### EXERCISE OBJECTIVE
Print the data exactly as it is given, please.
= = =
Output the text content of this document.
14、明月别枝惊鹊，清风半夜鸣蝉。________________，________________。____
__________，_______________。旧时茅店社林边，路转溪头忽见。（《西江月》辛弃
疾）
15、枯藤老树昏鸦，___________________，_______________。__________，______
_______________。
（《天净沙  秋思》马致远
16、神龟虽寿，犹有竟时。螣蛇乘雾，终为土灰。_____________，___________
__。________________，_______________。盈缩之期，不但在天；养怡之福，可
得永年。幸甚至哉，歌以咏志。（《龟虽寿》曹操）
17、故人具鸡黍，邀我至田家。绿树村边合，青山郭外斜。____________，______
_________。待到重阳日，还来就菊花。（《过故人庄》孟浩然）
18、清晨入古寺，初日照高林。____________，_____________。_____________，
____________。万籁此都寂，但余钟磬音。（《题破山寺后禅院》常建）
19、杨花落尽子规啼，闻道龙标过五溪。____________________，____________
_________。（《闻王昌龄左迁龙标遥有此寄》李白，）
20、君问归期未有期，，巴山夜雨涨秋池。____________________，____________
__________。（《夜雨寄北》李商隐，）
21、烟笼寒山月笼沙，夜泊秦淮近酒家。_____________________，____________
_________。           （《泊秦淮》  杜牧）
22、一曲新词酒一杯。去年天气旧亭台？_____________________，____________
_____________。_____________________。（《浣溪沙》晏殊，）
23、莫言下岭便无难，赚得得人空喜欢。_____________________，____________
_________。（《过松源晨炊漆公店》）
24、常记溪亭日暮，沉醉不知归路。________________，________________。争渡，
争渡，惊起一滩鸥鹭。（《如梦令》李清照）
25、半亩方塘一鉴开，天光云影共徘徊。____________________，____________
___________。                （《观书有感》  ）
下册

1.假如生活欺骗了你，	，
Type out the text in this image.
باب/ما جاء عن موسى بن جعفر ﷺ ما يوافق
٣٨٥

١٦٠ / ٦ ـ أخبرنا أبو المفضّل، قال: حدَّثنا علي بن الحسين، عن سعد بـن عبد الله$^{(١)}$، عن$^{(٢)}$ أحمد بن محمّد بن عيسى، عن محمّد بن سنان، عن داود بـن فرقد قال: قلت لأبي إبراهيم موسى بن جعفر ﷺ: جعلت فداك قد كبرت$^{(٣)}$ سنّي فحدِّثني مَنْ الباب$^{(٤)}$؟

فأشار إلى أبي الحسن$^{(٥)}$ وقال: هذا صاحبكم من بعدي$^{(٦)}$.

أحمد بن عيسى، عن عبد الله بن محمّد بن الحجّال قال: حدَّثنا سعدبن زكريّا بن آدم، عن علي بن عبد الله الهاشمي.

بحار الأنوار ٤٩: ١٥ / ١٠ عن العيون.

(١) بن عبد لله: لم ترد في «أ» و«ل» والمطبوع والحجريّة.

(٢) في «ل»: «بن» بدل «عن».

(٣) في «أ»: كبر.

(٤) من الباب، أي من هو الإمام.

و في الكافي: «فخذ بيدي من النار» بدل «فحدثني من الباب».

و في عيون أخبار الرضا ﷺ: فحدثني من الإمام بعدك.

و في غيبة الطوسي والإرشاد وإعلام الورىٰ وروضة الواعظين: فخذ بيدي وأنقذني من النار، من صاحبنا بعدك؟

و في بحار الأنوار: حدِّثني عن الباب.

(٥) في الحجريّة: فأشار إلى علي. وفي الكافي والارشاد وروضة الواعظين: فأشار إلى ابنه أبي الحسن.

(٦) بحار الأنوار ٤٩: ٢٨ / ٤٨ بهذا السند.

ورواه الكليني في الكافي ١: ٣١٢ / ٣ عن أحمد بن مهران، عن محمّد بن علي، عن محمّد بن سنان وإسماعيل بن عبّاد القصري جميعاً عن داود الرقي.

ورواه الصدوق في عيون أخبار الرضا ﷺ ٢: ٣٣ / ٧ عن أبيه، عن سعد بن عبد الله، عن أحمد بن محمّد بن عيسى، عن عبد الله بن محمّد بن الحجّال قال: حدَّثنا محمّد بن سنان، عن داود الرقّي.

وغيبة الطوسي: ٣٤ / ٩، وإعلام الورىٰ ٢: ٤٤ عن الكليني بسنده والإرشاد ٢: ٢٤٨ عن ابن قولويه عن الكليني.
= = =
### TASK ANSWER
Output the text content of this document.
14、明月别枝惊鹊，清风半夜鸣蝉。________________，________________。____
__________，_______________。旧时茅店社林边，路转溪头忽见。（《西江月》辛弃
疾）
15、枯藤老树昏鸦，___________________，_______________。__________，______
_______________。
（《天净沙  秋思》马致远
16、神龟虽寿，犹有竟时。螣蛇乘雾，终为土灰。_____________，___________
__。________________，_______________。盈缩之期，不但在天；养怡之福，可
得永年。幸甚至哉，歌以咏志。（《龟虽寿》曹操）
17、故人具鸡黍，邀我至田家。绿树村边合，青山郭外斜。____________，______
_________。待到重阳日，还来就菊花。（《过故人庄》孟浩然）
18、清晨入古寺，初日照高林。____________，_____________。_____________，
____________。万籁此都寂，但余钟磬音。（《题破山寺后禅院》常建）
19、杨花落尽子规啼，闻道龙标过五溪。____________________，____________
_________。（《闻王昌龄左迁龙标遥有此寄》李白，）
20、君问归期未有期，，巴山夜雨涨秋池。____________________，____________
__________。（《夜雨寄北》李商隐，）
21、烟笼寒山月笼沙，夜泊秦淮近酒家。_____________________，____________
_________。           （《泊秦淮》  杜牧）
22、一曲新词酒一杯。去年天气旧亭台？_____________________，____________
_____________。_____________________。（《浣溪沙》晏殊，）
23、莫言下岭便无难，赚得得人空喜欢。_____________________，____________
_________。（《过松源晨炊漆公店》）
24、常记溪亭日暮，沉醉不知归路。________________，________________。争渡，
争渡，惊起一滩鸥鹭。（《如梦令》李清照）
25、半亩方塘一鉴开，天光云影共徘徊。____________________，____________
___________。                （《观书有感》  ）
下册

1.假如生活欺骗了你，	，
Type out the text in this image.
باب/ما جاء عن موسى بن جعفر ﷺ ما يوافق
٣٨٥

١٦٠ / ٦ ـ أخبرنا أبو المفضّل، قال: حدَّثنا علي بن الحسين، عن سعد بـن عبد الله$^{(١)}$، عن$^{(٢)}$ أحمد بن محمّد بن عيسى، عن محمّد بن سنان، عن داود بـن فرقد قال: قلت لأبي إبراهيم موسى بن جعفر ﷺ: جعلت فداك قد كبرت$^{(٣)}$ سنّي فحدِّثني مَنْ الباب$^{(٤)}$؟

فأشار إلى أبي الحسن$^{(٥)}$ وقال: هذا صاحبكم من بعدي$^{(٦)}$.

أحمد بن عيسى، عن عبد الله بن محمّد بن الحجّال قال: حدَّثنا سعدبن زكريّا بن آدم، عن علي بن عبد الله الهاشمي.

بحار الأنوار ٤٩: ١٥ / ١٠ عن العيون.

(١) بن عبد لله: لم ترد في «أ» و«ل» والمطبوع والحجريّة.

(٢) في «ل»: «بن» بدل «عن».

(٣) في «أ»: كبر.

(٤) من الباب، أي من هو الإمام.

و في الكافي: «فخذ بيدي من النار» بدل «فحدثني من الباب».

و في عيون أخبار الرضا ﷺ: فحدثني من الإمام بعدك.

و في غيبة الطوسي والإرشاد وإعلام الورىٰ وروضة الواعظين: فخذ بيدي وأنقذني من النار، من صاحبنا بعدك؟

و في بحار الأنوار: حدِّثني عن الباب.

(٥) في الحجريّة: فأشار إلى علي. وفي الكافي والارشاد وروضة الواعظين: فأشار إلى ابنه أبي الحسن.

(٦) بحار الأنوار ٤٩: ٢٨ / ٤٨ بهذا السند.

ورواه الكليني في الكافي ١: ٣١٢ / ٣ عن أحمد بن مهران، عن محمّد بن علي، عن محمّد بن سنان وإسماعيل بن عبّاد القصري جميعاً عن داود الرقي.

ورواه الصدوق في عيون أخبار الرضا ﷺ ٢: ٣٣ / ٧ عن أبيه، عن سعد بن عبد الله، عن أحمد بن محمّد بن عيسى، عن عبد الله بن محمّد بن الحجّال قال: حدَّثنا محمّد بن سنان، عن داود الرقّي.

وغيبة الطوسي: ٣٤ / ٩، وإعلام الورىٰ ٢: ٤٤ عن الكليني بسنده والإرشاد ٢: ٢٤٨ عن ابن قولويه عن الكليني.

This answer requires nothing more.